Tally the lines below that contain the word "ylabel", and give only that number.

········

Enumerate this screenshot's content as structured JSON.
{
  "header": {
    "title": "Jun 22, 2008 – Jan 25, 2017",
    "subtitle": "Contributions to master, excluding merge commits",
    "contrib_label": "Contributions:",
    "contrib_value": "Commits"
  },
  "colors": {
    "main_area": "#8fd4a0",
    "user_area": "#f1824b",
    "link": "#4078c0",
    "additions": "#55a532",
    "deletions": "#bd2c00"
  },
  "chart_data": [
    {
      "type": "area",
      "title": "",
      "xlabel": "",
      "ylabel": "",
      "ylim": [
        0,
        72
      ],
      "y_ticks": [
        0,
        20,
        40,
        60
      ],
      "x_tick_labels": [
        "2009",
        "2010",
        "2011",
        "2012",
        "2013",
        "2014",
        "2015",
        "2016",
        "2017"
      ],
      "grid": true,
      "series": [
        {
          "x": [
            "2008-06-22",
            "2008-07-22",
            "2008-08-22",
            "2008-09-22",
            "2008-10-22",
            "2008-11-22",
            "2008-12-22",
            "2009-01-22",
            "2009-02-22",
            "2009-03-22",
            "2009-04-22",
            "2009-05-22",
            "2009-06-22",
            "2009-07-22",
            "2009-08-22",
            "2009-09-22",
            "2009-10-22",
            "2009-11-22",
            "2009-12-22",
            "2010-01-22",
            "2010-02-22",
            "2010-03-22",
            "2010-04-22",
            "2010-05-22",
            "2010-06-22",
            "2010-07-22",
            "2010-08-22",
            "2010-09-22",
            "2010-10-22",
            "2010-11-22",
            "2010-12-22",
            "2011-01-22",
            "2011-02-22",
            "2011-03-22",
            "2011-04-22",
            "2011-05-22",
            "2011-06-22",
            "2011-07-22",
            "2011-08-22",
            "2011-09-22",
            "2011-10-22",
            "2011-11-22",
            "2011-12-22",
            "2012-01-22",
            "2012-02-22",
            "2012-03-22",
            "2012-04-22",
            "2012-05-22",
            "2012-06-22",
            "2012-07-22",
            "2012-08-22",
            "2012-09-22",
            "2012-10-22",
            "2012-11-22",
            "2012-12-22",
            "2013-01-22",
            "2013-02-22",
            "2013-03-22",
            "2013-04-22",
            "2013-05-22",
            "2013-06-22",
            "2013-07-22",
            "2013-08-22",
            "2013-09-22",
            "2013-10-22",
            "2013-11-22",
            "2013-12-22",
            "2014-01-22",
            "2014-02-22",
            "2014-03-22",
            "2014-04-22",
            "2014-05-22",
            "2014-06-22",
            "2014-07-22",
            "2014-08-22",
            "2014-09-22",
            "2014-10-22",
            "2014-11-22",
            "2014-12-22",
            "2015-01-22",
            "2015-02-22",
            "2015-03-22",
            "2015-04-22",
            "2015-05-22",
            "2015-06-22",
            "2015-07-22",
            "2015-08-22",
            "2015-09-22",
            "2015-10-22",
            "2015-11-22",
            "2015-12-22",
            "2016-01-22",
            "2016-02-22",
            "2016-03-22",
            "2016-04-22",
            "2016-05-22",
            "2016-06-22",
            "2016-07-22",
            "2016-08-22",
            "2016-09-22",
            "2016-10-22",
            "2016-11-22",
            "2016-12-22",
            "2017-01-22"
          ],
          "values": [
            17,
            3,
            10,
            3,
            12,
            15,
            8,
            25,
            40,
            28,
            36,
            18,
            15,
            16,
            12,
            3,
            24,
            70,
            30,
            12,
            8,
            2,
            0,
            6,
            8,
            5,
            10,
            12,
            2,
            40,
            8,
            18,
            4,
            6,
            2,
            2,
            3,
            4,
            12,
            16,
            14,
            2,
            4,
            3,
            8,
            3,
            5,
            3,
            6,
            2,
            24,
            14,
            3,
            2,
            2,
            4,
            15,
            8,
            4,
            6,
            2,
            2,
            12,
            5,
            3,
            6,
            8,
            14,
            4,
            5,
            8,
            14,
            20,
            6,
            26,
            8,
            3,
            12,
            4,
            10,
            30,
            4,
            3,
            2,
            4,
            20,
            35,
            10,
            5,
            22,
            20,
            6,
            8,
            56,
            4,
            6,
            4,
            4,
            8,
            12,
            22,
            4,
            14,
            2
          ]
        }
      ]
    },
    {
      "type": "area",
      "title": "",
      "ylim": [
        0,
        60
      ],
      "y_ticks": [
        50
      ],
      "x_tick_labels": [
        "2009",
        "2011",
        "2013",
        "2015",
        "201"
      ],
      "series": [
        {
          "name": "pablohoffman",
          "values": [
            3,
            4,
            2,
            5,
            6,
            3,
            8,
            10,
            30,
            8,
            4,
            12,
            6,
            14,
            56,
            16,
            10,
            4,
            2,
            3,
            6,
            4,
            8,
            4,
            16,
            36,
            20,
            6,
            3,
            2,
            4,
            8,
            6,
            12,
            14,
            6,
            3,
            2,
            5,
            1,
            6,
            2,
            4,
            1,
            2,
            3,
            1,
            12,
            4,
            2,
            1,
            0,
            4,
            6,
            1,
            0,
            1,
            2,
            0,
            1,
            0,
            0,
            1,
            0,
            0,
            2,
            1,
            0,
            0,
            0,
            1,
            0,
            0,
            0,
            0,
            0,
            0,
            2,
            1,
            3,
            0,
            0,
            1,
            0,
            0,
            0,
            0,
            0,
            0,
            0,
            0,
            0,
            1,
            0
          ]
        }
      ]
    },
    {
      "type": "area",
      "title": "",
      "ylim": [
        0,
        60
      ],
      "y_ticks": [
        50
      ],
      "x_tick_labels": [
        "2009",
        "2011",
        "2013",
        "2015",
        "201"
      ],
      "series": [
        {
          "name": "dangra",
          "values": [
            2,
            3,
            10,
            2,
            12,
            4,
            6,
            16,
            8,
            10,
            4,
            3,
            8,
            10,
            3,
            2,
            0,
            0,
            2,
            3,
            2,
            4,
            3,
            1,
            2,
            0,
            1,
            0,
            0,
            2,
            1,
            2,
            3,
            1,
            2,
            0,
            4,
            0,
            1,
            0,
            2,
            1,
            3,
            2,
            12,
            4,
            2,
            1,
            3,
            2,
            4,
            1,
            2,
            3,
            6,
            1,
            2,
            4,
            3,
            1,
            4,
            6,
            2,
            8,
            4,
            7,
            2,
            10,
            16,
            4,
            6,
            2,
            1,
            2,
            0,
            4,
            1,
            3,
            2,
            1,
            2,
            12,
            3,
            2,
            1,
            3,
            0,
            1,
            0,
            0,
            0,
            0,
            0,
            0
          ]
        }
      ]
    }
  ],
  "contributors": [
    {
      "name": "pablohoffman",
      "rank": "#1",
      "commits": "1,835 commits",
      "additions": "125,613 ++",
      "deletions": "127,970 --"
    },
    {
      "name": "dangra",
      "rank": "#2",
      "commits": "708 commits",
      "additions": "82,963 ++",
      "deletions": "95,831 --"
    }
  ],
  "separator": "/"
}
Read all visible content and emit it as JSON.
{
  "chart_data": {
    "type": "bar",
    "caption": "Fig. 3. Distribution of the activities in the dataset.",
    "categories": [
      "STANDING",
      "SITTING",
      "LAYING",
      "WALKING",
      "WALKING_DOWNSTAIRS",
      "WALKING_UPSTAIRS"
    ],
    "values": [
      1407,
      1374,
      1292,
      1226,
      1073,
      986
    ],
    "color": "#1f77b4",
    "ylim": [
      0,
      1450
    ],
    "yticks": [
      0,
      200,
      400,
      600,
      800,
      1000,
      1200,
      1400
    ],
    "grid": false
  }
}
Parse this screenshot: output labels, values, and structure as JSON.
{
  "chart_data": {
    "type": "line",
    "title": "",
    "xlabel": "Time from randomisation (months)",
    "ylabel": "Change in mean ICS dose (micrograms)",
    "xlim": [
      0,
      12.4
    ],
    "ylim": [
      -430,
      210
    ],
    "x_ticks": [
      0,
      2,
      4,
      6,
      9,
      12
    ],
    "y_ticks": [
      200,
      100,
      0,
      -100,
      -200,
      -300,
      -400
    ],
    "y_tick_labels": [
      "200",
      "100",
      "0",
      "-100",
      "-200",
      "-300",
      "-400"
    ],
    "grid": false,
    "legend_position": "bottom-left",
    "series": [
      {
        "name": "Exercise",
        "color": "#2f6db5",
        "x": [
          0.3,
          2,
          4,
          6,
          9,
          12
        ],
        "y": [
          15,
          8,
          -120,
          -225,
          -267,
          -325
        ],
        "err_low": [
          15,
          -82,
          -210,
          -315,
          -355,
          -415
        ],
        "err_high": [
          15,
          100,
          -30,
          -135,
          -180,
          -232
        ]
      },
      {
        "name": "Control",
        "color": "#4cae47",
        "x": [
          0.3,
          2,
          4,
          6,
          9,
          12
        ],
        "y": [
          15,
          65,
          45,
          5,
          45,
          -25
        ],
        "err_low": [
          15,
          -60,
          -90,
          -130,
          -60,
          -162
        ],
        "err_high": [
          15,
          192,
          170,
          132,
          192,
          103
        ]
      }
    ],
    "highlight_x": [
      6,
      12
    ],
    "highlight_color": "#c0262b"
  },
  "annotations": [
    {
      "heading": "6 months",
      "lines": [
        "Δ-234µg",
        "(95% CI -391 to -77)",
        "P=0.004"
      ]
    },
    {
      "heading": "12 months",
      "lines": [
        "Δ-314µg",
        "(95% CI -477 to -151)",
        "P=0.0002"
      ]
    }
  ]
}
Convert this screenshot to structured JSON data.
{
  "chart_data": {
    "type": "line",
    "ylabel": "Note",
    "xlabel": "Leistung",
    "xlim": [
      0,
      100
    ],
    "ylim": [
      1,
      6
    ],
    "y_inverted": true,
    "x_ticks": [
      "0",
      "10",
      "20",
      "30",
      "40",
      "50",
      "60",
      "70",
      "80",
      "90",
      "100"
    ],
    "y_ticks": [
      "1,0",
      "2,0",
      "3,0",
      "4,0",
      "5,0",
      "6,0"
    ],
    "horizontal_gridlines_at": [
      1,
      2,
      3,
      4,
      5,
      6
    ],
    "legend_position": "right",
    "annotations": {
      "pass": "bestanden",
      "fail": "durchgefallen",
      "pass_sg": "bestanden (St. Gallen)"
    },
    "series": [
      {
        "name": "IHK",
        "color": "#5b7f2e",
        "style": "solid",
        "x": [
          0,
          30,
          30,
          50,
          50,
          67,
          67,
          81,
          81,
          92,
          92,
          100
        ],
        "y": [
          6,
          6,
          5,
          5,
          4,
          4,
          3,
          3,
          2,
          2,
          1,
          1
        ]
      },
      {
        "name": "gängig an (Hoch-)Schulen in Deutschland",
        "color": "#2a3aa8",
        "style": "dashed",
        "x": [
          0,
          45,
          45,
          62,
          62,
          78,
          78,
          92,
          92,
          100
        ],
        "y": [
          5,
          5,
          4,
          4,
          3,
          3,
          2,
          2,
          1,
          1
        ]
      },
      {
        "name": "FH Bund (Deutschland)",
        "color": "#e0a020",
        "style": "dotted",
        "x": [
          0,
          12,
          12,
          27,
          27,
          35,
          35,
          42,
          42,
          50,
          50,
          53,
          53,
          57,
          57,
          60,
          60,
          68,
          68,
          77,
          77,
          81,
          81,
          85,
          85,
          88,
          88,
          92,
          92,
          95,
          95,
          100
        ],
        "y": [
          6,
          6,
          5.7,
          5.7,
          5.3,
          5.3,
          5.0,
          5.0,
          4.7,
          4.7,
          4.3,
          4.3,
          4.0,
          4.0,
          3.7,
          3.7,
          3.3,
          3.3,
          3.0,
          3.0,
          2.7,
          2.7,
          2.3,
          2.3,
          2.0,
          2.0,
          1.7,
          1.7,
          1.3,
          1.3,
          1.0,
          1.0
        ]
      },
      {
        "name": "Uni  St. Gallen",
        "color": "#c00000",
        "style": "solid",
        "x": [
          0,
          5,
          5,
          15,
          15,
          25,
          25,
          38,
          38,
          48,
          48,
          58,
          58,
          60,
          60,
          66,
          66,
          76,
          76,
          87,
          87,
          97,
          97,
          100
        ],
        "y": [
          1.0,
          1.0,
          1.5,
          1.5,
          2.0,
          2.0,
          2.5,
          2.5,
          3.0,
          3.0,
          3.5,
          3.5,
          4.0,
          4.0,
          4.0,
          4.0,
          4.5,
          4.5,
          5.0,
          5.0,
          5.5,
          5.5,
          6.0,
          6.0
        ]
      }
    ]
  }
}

········

Answer: 3